• Directions: Show, from the entries below, every line in which "Zuverlässigkeitsüberwachung" appears.

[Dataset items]
- - - - - - -

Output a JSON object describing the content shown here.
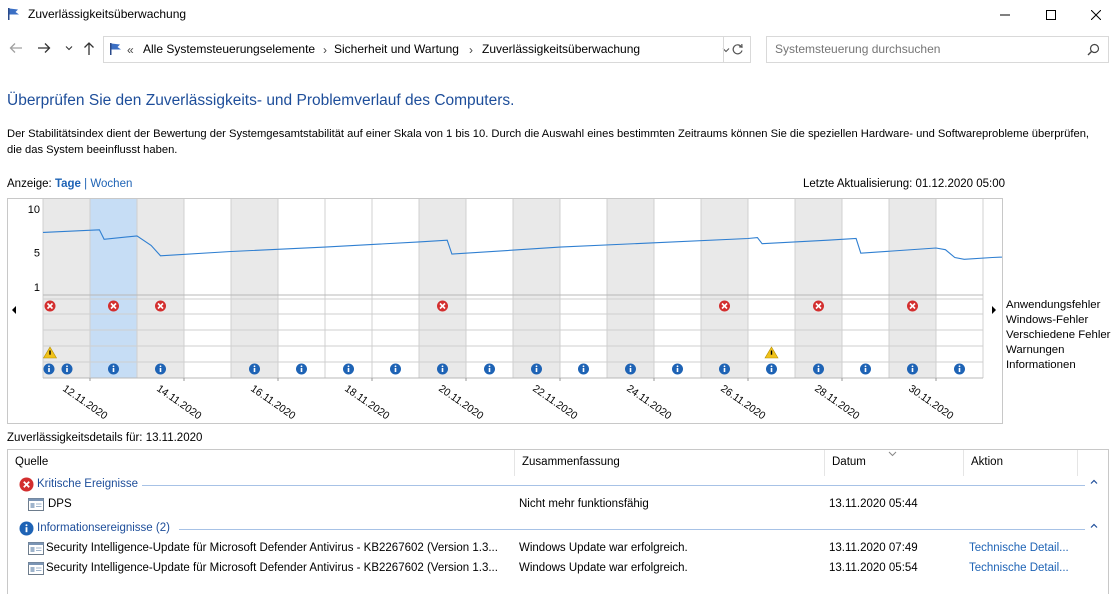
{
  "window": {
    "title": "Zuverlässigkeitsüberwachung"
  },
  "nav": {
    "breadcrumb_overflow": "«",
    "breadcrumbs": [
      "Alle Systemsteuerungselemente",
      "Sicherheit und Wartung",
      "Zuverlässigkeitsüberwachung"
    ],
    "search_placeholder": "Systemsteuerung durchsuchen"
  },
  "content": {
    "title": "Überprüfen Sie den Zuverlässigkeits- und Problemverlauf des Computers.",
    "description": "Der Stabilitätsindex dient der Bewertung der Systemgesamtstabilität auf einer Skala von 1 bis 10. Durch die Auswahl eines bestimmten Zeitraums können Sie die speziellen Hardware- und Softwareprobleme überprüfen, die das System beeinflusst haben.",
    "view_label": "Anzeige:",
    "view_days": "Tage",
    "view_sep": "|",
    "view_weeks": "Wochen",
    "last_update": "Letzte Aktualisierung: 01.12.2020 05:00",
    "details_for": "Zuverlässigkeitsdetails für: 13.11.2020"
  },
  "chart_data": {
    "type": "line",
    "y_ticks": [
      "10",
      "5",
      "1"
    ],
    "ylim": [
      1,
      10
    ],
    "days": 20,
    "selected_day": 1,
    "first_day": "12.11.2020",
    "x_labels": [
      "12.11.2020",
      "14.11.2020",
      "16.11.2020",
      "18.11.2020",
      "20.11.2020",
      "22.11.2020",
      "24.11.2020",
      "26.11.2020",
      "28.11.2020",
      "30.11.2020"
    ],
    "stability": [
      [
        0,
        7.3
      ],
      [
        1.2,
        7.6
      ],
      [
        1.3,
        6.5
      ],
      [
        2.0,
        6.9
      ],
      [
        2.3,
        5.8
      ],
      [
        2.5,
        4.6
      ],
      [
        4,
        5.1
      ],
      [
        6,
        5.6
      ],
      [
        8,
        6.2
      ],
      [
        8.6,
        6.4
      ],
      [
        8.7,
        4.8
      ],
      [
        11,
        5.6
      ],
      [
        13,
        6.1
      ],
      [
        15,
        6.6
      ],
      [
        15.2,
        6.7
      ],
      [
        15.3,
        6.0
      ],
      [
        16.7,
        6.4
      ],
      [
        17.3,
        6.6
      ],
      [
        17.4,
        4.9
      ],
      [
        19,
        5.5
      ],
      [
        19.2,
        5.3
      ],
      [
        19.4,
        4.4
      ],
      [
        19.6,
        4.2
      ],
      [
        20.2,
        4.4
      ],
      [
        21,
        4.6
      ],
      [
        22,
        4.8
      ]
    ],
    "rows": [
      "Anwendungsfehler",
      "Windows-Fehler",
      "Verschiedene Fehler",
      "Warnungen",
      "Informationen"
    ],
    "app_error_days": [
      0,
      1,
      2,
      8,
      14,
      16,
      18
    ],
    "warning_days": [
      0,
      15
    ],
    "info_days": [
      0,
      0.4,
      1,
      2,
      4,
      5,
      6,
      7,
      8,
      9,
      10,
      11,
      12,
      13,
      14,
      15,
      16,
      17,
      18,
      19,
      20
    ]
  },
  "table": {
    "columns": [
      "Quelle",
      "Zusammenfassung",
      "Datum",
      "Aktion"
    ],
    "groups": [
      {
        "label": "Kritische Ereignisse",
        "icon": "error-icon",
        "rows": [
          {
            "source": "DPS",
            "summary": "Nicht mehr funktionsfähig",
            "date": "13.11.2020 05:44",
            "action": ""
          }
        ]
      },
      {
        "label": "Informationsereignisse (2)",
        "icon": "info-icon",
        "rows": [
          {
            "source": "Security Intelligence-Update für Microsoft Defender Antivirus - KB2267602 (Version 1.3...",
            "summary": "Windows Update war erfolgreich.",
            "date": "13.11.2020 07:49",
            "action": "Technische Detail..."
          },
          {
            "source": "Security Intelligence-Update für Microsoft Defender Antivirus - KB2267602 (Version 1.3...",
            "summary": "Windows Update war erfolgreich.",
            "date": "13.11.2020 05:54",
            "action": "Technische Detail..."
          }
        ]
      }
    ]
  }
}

- - - - - - -

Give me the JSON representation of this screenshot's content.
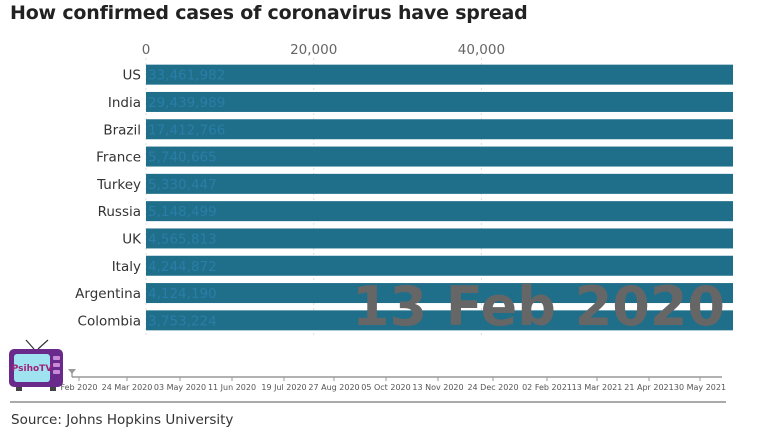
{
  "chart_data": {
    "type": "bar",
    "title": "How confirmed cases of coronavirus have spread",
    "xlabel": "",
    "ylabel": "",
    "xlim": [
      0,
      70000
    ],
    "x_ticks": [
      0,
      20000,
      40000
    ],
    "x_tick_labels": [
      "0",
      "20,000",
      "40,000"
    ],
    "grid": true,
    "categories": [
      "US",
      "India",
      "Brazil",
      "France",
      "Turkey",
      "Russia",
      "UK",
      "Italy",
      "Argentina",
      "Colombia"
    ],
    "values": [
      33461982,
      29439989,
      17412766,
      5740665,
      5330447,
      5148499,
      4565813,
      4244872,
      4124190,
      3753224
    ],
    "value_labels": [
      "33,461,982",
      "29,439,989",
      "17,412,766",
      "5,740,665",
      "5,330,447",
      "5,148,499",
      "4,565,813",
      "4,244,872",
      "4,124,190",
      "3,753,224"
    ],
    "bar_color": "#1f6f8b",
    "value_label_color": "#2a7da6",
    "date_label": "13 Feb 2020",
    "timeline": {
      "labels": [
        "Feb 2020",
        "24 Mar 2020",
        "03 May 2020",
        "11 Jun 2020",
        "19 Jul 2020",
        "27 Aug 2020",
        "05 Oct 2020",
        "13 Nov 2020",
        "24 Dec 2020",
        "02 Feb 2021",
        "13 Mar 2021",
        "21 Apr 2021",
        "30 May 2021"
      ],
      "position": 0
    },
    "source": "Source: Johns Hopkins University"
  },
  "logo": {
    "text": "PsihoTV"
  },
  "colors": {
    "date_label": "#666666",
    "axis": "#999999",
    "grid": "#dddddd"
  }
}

- - - - - - -

• Task result:
    "title": "Zuverlässigkeitsüberwachung"
      "Zuverlässigkeitsüberwachung"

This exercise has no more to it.